*Your instructions*. Select the lines below containing the word "January".

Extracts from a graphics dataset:

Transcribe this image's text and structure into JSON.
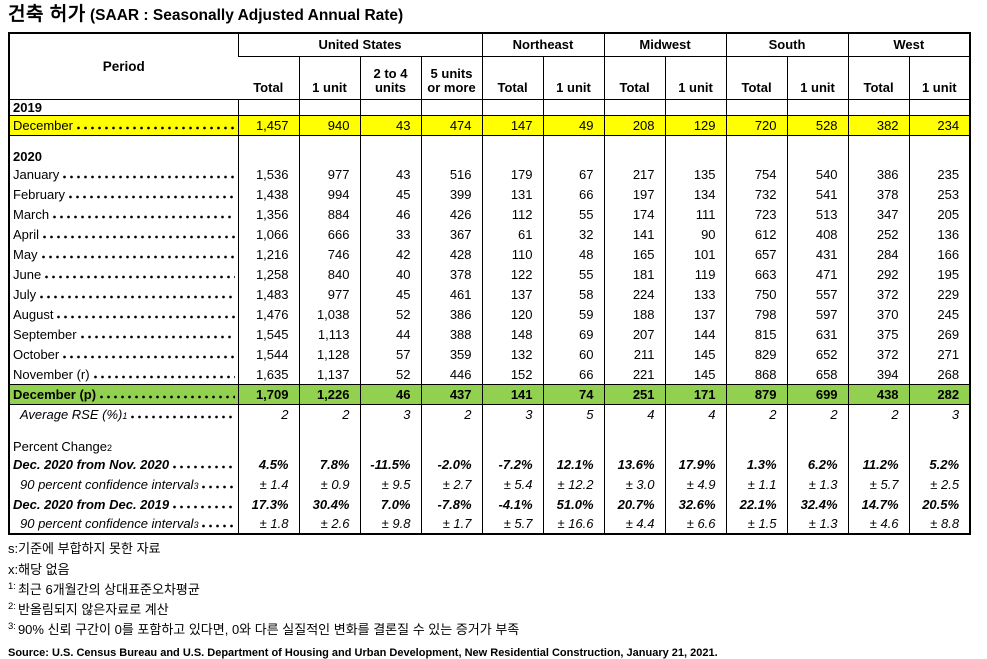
{
  "title": {
    "korean": "건축 허가",
    "subtitle": "(SAAR : Seasonally Adjusted Annual Rate)"
  },
  "table": {
    "period_header": "Period",
    "groups": [
      {
        "label": "United States",
        "columns": [
          "Total",
          "1 unit",
          "2 to 4 units",
          "5 units or more"
        ]
      },
      {
        "label": "Northeast",
        "columns": [
          "Total",
          "1 unit"
        ]
      },
      {
        "label": "Midwest",
        "columns": [
          "Total",
          "1 unit"
        ]
      },
      {
        "label": "South",
        "columns": [
          "Total",
          "1 unit"
        ]
      },
      {
        "label": "West",
        "columns": [
          "Total",
          "1 unit"
        ]
      }
    ],
    "rows": [
      {
        "type": "year",
        "label": "2019"
      },
      {
        "type": "data",
        "label": "December",
        "style": "yellow",
        "values": [
          "1,457",
          "940",
          "43",
          "474",
          "147",
          "49",
          "208",
          "129",
          "720",
          "528",
          "382",
          "234"
        ]
      },
      {
        "type": "spacer"
      },
      {
        "type": "year",
        "label": "2020"
      },
      {
        "type": "data",
        "label": "January",
        "values": [
          "1,536",
          "977",
          "43",
          "516",
          "179",
          "67",
          "217",
          "135",
          "754",
          "540",
          "386",
          "235"
        ]
      },
      {
        "type": "data",
        "label": "February",
        "values": [
          "1,438",
          "994",
          "45",
          "399",
          "131",
          "66",
          "197",
          "134",
          "732",
          "541",
          "378",
          "253"
        ]
      },
      {
        "type": "data",
        "label": "March",
        "values": [
          "1,356",
          "884",
          "46",
          "426",
          "112",
          "55",
          "174",
          "111",
          "723",
          "513",
          "347",
          "205"
        ]
      },
      {
        "type": "data",
        "label": "April",
        "values": [
          "1,066",
          "666",
          "33",
          "367",
          "61",
          "32",
          "141",
          "90",
          "612",
          "408",
          "252",
          "136"
        ]
      },
      {
        "type": "data",
        "label": "May",
        "values": [
          "1,216",
          "746",
          "42",
          "428",
          "110",
          "48",
          "165",
          "101",
          "657",
          "431",
          "284",
          "166"
        ]
      },
      {
        "type": "data",
        "label": "June",
        "values": [
          "1,258",
          "840",
          "40",
          "378",
          "122",
          "55",
          "181",
          "119",
          "663",
          "471",
          "292",
          "195"
        ]
      },
      {
        "type": "data",
        "label": "July",
        "values": [
          "1,483",
          "977",
          "45",
          "461",
          "137",
          "58",
          "224",
          "133",
          "750",
          "557",
          "372",
          "229"
        ]
      },
      {
        "type": "data",
        "label": "August",
        "values": [
          "1,476",
          "1,038",
          "52",
          "386",
          "120",
          "59",
          "188",
          "137",
          "798",
          "597",
          "370",
          "245"
        ]
      },
      {
        "type": "data",
        "label": "September",
        "values": [
          "1,545",
          "1,113",
          "44",
          "388",
          "148",
          "69",
          "207",
          "144",
          "815",
          "631",
          "375",
          "269"
        ]
      },
      {
        "type": "data",
        "label": "October",
        "values": [
          "1,544",
          "1,128",
          "57",
          "359",
          "132",
          "60",
          "211",
          "145",
          "829",
          "652",
          "372",
          "271"
        ]
      },
      {
        "type": "data",
        "label": "November (r)",
        "values": [
          "1,635",
          "1,137",
          "52",
          "446",
          "152",
          "66",
          "221",
          "145",
          "868",
          "658",
          "394",
          "268"
        ]
      },
      {
        "type": "data",
        "label": "December (p)",
        "style": "green",
        "values": [
          "1,709",
          "1,226",
          "46",
          "437",
          "141",
          "74",
          "251",
          "171",
          "879",
          "699",
          "438",
          "282"
        ]
      },
      {
        "type": "data",
        "label": "Average RSE (%)",
        "sup": "1",
        "style": "italic",
        "indent": true,
        "values": [
          "2",
          "2",
          "3",
          "2",
          "3",
          "5",
          "4",
          "4",
          "2",
          "2",
          "2",
          "3"
        ]
      },
      {
        "type": "spacer"
      },
      {
        "type": "section",
        "label": "Percent Change",
        "sup": "2"
      },
      {
        "type": "data",
        "label": "Dec. 2020 from Nov. 2020",
        "style": "bold-italic",
        "values": [
          "4.5%",
          "7.8%",
          "-11.5%",
          "-2.0%",
          "-7.2%",
          "12.1%",
          "13.6%",
          "17.9%",
          "1.3%",
          "6.2%",
          "11.2%",
          "5.2%"
        ]
      },
      {
        "type": "data",
        "label": "90 percent confidence interval",
        "sup": "3",
        "style": "italic",
        "indent": true,
        "values": [
          "± 1.4",
          "± 0.9",
          "± 9.5",
          "± 2.7",
          "± 5.4",
          "± 12.2",
          "± 3.0",
          "± 4.9",
          "± 1.1",
          "± 1.3",
          "± 5.7",
          "± 2.5"
        ]
      },
      {
        "type": "data",
        "label": "Dec. 2020 from Dec. 2019",
        "style": "bold-italic",
        "values": [
          "17.3%",
          "30.4%",
          "7.0%",
          "-7.8%",
          "-4.1%",
          "51.0%",
          "20.7%",
          "32.6%",
          "22.1%",
          "32.4%",
          "14.7%",
          "20.5%"
        ]
      },
      {
        "type": "data",
        "label": "90 percent confidence interval",
        "sup": "3",
        "style": "italic",
        "indent": true,
        "values": [
          "± 1.8",
          "± 2.6",
          "± 9.8",
          "± 1.7",
          "± 5.7",
          "± 16.6",
          "± 4.4",
          "± 6.6",
          "± 1.5",
          "± 1.3",
          "± 4.6",
          "± 8.8"
        ]
      }
    ]
  },
  "footnotes": [
    {
      "text": "s:기준에 부합하지 못한 자료"
    },
    {
      "text": "x:해당 없음"
    },
    {
      "sup": "1:",
      "text": "최근 6개월간의 상대표준오차평균"
    },
    {
      "sup": "2:",
      "text": "반올림되지 않은자료로 계산"
    },
    {
      "sup": "3:",
      "text": "90% 신뢰 구간이 0를 포함하고 있다면, 0와 다른 실질적인 변화를 결론질 수 있는 증거가 부족"
    }
  ],
  "source": "Source: U.S. Census Bureau and U.S. Department of Housing and Urban Development, New Residential Construction, January 21, 2021.",
  "colors": {
    "highlight_yellow": "#FFFF00",
    "highlight_green": "#92D050",
    "border": "#000000"
  }
}
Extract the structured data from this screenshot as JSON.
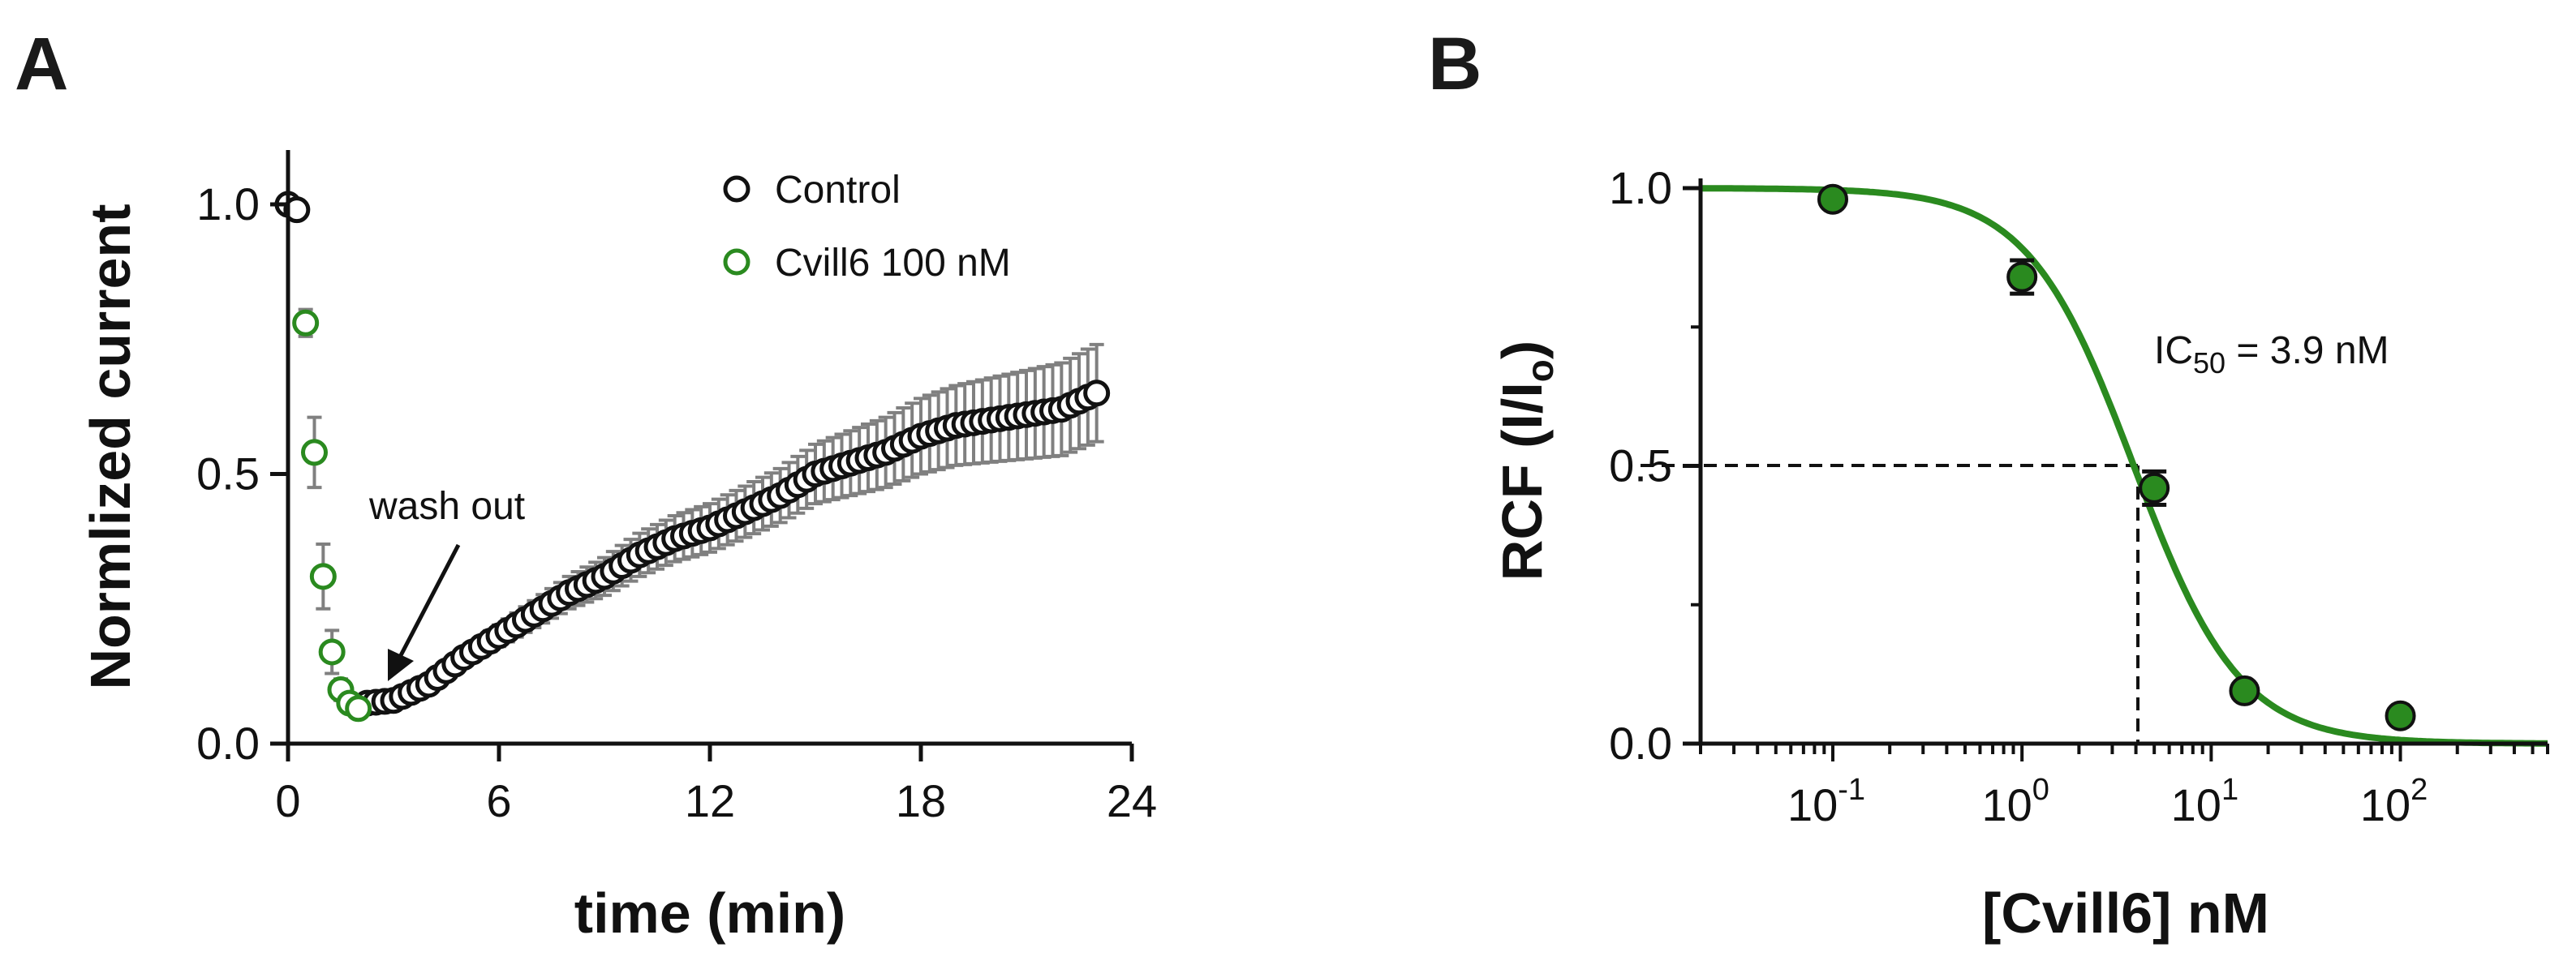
{
  "figure": {
    "panel_a_letter": "A",
    "panel_b_letter": "B"
  },
  "chart_data": [
    {
      "type": "scatter",
      "panel": "A",
      "title": "",
      "xlabel": "time (min)",
      "ylabel": "Normlized current",
      "xlim": [
        0,
        24
      ],
      "ylim": [
        0,
        1.05
      ],
      "xticks": [
        0,
        6,
        12,
        18,
        24
      ],
      "xtick_labels": [
        "0",
        "6",
        "12",
        "18",
        "24"
      ],
      "yticks": [
        0,
        0.5,
        1.0
      ],
      "ytick_labels": [
        "0.0",
        "0.5",
        "1.0"
      ],
      "legend": [
        "Control",
        "Cvill6 100 nM"
      ],
      "legend_position": "top-center",
      "annotation": "wash out",
      "colors": {
        "Control": "#111111",
        "Cvill6 100 nM": "#2a8a1f",
        "error_bar": "#808080"
      },
      "series": [
        {
          "name": "Control",
          "x": [
            0,
            0.25
          ],
          "y": [
            1.0,
            0.99
          ],
          "err": [
            0.005,
            0.01
          ]
        },
        {
          "name": "Cvill6 100 nM",
          "x": [
            0.5,
            0.75,
            1.0,
            1.25,
            1.5,
            1.75,
            2.0
          ],
          "y": [
            0.78,
            0.54,
            0.31,
            0.17,
            0.1,
            0.075,
            0.065
          ],
          "err": [
            0.025,
            0.065,
            0.06,
            0.04,
            0.02,
            0.015,
            0.01
          ]
        },
        {
          "name": "Control (wash out)",
          "x_start": 2.25,
          "x_end": 23.0,
          "x_step": 0.25,
          "y_knots_x": [
            2.25,
            3,
            4,
            5,
            6,
            7,
            8,
            9,
            10,
            11,
            12,
            13,
            14,
            15,
            16,
            17,
            18,
            19,
            20,
            21,
            22,
            23
          ],
          "y_knots_y": [
            0.075,
            0.08,
            0.11,
            0.16,
            0.2,
            0.24,
            0.28,
            0.31,
            0.35,
            0.38,
            0.4,
            0.43,
            0.46,
            0.5,
            0.52,
            0.54,
            0.57,
            0.59,
            0.6,
            0.61,
            0.62,
            0.65
          ],
          "err_knots_x": [
            2.25,
            6,
            10,
            14,
            18,
            23
          ],
          "err_knots_y": [
            0.01,
            0.02,
            0.04,
            0.05,
            0.07,
            0.09
          ]
        }
      ]
    },
    {
      "type": "scatter",
      "panel": "B",
      "title": "",
      "xlabel": "[Cvill6] nM",
      "ylabel_main": "RCF (I/I",
      "ylabel_sub": "o",
      "ylabel_end": ")",
      "xscale": "log",
      "xlim": [
        0.02,
        600
      ],
      "ylim": [
        0,
        1.0
      ],
      "xticks": [
        0.1,
        1,
        10,
        100
      ],
      "xtick_labels": [
        {
          "base": "10",
          "exp": "-1"
        },
        {
          "base": "10",
          "exp": "0"
        },
        {
          "base": "10",
          "exp": "1"
        },
        {
          "base": "10",
          "exp": "2"
        }
      ],
      "yticks": [
        0,
        0.5,
        1.0
      ],
      "ytick_labels": [
        "0.0",
        "0.5",
        "1.0"
      ],
      "ic50_label": {
        "prefix": "IC",
        "sub": "50",
        "suffix": " = 3.9 nM"
      },
      "ic50": 3.9,
      "hill": 1.55,
      "colors": {
        "fit": "#2a8a1f",
        "points": "#2a8a1f"
      },
      "series": [
        {
          "name": "RCF",
          "x": [
            0.1,
            1,
            5,
            15,
            100
          ],
          "y": [
            0.98,
            0.84,
            0.46,
            0.095,
            0.05
          ],
          "err": [
            0.01,
            0.03,
            0.03,
            0.01,
            0.01
          ]
        }
      ]
    }
  ]
}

*Reply to the exercise*.
        "label": "January",
  "source": "Source: U.S. Census Bureau and U.S. Department of Housing and Urban Development, New Residential Construction, January 21, 2021.",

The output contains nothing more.